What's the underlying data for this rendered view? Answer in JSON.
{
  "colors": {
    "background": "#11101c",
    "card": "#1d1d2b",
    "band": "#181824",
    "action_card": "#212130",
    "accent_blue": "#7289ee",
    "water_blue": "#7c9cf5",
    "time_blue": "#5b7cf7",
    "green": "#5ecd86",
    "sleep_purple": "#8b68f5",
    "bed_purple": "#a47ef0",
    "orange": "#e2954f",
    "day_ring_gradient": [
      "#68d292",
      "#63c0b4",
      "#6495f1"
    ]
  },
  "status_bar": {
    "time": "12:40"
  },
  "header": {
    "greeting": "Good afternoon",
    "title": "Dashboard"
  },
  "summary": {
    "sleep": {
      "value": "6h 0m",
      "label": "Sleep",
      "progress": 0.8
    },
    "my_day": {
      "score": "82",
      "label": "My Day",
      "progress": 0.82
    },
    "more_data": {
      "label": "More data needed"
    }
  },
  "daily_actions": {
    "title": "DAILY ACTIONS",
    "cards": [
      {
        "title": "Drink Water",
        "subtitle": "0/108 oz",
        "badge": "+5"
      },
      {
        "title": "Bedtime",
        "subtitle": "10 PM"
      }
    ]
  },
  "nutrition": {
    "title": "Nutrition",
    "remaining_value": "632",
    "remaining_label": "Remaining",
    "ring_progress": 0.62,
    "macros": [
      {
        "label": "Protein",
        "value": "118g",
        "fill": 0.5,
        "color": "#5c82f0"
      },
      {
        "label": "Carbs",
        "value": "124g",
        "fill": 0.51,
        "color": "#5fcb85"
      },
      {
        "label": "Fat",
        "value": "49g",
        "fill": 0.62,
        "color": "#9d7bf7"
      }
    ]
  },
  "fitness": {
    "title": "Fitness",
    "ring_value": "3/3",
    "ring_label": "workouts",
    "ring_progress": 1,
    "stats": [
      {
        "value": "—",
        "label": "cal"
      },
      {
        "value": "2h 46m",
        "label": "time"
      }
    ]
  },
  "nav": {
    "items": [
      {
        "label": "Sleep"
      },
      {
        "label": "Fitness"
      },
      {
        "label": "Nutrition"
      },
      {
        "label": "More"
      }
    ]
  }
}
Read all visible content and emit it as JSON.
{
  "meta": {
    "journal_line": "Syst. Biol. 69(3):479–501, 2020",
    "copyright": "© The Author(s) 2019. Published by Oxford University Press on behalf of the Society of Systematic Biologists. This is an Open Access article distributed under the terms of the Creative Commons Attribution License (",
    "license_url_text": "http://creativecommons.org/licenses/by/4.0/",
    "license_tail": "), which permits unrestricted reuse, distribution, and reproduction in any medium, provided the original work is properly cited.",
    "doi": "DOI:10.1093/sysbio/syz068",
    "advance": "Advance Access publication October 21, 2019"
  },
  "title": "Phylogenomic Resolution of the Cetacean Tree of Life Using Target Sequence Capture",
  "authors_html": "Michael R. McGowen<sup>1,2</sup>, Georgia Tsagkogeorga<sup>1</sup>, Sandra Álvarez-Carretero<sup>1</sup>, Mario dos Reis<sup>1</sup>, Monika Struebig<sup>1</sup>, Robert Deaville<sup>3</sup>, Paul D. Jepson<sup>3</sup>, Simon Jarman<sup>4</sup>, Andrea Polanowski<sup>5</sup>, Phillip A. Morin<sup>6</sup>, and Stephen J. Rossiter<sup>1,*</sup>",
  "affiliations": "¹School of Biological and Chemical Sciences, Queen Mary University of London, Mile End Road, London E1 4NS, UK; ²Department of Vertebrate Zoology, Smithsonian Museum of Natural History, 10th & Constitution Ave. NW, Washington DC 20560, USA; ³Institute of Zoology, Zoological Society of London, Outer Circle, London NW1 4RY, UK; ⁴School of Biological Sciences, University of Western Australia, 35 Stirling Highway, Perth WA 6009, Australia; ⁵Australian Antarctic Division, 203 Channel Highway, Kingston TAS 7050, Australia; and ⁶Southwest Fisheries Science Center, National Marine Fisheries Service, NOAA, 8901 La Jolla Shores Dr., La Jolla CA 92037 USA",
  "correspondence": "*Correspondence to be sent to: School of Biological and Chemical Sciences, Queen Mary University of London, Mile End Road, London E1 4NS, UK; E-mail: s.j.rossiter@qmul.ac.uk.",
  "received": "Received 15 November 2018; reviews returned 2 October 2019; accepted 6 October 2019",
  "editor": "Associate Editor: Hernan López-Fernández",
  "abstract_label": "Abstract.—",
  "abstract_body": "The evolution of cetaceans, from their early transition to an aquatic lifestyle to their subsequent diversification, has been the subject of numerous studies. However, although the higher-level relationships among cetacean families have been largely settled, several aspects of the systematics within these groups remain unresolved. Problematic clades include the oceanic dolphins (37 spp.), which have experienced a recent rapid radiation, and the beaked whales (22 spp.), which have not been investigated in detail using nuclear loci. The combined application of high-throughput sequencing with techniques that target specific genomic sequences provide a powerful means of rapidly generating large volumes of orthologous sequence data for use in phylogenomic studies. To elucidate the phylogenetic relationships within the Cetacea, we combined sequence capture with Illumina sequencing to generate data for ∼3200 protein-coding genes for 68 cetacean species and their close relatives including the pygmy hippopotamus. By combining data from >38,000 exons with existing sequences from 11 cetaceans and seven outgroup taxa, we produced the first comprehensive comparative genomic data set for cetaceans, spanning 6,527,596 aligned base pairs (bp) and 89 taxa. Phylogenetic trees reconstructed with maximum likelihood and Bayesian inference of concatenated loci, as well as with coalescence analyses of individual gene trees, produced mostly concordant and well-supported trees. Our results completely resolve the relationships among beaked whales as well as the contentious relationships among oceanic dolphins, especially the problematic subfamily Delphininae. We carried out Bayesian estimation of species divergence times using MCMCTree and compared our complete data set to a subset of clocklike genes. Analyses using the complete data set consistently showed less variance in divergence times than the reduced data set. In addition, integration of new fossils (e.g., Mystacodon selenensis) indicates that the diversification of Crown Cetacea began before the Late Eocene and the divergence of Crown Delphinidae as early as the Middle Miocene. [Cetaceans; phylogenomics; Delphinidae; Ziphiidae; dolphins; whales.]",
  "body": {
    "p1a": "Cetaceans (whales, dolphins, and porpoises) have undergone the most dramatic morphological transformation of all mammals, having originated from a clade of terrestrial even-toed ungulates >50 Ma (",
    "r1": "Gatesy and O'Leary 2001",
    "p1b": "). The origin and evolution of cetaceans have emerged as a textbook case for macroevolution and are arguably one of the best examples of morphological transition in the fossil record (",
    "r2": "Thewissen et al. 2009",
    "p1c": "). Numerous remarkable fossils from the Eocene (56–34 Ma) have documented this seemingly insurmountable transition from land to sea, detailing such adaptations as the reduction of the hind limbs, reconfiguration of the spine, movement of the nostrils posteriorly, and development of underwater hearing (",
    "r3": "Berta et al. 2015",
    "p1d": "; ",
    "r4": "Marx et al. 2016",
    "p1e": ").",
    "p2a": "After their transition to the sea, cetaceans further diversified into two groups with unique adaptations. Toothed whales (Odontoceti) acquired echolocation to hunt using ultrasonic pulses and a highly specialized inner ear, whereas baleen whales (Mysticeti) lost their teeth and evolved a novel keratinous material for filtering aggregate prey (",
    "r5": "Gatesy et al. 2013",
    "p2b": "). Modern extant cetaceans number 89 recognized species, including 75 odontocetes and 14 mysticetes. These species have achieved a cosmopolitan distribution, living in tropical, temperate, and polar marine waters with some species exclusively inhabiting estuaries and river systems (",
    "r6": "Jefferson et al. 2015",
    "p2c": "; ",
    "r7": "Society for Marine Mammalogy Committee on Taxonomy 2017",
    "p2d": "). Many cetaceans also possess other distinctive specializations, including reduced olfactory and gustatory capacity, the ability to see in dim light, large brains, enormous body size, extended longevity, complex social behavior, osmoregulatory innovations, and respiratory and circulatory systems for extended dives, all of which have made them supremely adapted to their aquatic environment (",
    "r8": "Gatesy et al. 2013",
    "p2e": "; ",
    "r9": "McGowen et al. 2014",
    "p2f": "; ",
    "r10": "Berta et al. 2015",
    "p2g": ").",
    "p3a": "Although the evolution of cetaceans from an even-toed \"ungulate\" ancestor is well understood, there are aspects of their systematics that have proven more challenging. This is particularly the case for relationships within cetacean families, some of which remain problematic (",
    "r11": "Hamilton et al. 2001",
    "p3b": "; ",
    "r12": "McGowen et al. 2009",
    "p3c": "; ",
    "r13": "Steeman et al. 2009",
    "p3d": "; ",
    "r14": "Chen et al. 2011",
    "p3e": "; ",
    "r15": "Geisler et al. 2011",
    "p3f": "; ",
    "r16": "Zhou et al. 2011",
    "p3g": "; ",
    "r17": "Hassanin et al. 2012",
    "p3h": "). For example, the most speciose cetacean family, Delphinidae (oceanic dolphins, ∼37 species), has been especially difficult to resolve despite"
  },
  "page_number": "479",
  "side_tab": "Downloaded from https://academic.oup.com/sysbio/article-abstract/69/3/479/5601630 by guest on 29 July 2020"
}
==========
■ What is being asked
Where does the word "toed" appear in the records above? Return every line that holds it.

■ Task result
    "p1a": "Cetaceans (whales, dolphins, and porpoises) have undergone the most dramatic morphological transformation of all mammals, having originated from a clade of terrestrial even-toed ungulates >50 Ma (",
    "p3a": "Although the evolution of cetaceans from an even-toed \"ungulate\" ancestor is well understood, there are aspects of their systematics that have proven more challenging. This is particularly the case for relationships within cetacean families, some of which remain problematic (",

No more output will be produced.